▶ _Exercise_: Go through the material below, count the lines with the word "votes", and reply with the count alone.

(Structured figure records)

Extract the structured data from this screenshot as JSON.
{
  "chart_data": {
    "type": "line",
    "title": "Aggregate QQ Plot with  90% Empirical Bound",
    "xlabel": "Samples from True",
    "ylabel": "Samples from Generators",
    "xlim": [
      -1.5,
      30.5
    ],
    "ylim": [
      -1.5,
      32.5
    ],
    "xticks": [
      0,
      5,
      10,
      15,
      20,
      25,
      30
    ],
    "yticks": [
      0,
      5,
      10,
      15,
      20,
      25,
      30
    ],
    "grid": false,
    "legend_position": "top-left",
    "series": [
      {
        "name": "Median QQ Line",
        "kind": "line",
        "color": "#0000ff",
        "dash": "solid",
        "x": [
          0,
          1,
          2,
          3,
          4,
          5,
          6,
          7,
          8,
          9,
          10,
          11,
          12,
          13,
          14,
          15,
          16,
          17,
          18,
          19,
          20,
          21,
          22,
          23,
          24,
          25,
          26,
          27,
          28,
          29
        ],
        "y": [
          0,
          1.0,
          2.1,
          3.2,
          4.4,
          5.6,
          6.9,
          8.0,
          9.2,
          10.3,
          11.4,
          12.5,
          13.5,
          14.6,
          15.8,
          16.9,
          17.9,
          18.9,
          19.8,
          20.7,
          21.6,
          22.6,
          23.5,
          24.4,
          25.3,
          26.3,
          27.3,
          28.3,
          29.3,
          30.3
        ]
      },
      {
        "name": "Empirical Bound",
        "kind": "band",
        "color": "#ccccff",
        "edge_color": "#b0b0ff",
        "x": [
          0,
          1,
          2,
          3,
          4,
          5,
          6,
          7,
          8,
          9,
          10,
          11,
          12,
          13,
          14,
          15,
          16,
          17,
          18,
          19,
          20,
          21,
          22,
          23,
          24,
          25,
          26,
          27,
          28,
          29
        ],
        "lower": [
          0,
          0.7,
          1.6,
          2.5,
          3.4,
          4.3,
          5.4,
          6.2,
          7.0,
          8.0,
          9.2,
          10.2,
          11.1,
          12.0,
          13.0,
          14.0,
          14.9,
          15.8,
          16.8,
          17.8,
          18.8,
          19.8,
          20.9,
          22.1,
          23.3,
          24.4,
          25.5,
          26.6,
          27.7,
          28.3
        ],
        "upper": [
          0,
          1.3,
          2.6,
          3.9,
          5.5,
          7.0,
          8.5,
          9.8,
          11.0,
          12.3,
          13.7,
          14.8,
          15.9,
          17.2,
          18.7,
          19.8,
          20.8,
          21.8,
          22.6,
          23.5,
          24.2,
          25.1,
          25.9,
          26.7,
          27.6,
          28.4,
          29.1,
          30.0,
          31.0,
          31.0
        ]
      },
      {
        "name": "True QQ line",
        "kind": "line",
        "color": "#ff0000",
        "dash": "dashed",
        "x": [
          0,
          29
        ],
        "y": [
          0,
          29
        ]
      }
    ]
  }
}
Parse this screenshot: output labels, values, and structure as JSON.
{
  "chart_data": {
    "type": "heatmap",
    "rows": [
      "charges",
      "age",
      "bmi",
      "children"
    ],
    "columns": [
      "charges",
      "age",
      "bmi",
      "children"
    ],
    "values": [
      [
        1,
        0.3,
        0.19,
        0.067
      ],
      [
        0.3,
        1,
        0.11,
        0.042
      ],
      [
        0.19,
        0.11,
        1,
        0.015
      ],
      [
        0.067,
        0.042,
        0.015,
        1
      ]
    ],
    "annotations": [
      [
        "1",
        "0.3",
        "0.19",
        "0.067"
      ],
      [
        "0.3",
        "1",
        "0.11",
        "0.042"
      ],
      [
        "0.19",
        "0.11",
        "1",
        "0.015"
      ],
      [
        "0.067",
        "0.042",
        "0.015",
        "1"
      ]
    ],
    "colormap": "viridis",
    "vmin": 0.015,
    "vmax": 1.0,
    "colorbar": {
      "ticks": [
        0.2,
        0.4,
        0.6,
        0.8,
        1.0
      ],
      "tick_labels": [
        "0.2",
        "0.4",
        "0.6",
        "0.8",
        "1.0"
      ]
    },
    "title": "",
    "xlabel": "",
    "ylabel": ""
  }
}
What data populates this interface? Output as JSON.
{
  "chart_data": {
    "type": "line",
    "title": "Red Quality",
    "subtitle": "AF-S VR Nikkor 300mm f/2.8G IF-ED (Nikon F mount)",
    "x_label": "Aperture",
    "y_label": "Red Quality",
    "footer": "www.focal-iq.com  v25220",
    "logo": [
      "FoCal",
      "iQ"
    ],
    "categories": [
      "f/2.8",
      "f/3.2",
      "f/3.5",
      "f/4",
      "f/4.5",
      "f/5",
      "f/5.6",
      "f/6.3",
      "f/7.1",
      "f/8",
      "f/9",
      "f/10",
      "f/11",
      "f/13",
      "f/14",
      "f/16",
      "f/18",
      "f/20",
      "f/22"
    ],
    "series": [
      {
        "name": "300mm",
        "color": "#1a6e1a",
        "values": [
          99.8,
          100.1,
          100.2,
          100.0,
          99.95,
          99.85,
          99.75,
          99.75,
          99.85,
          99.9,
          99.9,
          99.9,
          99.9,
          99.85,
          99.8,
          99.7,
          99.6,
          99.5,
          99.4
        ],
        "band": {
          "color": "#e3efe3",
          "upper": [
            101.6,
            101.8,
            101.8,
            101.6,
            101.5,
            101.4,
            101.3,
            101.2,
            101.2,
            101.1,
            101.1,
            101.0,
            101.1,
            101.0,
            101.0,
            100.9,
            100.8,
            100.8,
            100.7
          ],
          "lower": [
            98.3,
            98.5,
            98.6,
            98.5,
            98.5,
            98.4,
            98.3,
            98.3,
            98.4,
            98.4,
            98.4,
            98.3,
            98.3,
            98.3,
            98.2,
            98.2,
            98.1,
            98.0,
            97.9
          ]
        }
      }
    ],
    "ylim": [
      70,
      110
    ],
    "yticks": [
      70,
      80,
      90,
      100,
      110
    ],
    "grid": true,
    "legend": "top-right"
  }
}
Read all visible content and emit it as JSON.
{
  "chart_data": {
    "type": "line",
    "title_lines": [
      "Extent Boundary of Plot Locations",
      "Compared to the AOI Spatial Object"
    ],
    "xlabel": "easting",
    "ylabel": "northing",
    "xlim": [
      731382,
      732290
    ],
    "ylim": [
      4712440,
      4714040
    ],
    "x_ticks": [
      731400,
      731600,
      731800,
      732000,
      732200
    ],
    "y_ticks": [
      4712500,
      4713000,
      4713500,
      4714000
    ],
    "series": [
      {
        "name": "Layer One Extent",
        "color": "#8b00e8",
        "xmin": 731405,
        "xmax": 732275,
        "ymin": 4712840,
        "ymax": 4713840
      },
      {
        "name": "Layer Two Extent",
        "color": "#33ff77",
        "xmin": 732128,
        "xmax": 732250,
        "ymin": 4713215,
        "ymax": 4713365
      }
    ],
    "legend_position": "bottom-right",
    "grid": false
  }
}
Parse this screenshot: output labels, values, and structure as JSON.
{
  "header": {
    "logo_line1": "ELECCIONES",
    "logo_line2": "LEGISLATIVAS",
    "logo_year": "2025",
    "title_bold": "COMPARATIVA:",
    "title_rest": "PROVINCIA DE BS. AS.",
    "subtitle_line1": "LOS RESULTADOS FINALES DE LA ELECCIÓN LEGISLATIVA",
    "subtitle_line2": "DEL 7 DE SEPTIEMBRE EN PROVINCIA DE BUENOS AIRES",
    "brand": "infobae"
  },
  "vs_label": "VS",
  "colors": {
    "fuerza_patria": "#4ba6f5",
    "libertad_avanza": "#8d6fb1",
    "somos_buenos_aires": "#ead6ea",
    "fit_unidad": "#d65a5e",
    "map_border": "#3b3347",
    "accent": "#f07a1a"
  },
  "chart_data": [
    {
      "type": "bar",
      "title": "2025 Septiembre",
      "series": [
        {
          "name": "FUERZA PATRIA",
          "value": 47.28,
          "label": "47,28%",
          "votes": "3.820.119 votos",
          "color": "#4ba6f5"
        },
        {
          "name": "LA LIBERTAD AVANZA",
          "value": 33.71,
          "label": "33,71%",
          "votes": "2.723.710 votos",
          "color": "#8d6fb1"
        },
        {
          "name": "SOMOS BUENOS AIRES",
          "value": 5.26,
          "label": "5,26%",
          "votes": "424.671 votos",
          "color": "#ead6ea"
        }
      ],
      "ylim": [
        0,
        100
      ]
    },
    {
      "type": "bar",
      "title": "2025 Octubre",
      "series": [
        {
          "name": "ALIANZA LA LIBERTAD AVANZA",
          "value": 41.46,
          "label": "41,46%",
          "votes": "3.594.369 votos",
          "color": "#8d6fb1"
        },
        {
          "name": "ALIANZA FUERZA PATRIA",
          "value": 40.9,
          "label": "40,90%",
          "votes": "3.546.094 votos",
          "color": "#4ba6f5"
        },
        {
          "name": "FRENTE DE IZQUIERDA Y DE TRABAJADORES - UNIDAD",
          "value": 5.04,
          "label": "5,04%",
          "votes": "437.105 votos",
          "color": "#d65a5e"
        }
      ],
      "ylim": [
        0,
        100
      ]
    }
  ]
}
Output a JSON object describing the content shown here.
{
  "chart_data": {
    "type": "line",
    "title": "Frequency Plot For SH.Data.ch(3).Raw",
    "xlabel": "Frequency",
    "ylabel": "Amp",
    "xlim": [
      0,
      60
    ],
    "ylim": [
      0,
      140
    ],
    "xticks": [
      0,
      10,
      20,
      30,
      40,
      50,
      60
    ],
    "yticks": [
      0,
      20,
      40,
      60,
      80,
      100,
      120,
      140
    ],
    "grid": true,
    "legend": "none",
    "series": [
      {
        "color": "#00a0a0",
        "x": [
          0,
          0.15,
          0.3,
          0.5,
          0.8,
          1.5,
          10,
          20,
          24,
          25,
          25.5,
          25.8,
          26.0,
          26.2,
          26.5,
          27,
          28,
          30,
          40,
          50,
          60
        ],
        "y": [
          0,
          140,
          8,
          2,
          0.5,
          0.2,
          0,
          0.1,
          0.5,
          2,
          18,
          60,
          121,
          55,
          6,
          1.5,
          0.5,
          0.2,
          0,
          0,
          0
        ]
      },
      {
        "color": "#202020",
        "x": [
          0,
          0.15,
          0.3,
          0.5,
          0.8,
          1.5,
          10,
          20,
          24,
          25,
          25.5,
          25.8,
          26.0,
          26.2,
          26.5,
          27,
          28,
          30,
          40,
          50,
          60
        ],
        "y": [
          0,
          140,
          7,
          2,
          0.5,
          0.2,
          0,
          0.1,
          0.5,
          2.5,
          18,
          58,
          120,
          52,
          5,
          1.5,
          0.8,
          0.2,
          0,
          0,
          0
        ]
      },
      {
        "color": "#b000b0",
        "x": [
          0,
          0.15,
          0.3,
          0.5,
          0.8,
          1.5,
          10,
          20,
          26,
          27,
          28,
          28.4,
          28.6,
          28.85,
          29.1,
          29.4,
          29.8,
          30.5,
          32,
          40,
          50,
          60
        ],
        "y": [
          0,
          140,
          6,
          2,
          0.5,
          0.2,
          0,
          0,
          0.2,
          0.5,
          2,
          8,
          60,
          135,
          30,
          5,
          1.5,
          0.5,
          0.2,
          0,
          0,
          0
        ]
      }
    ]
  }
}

▶ _Completed task_: 6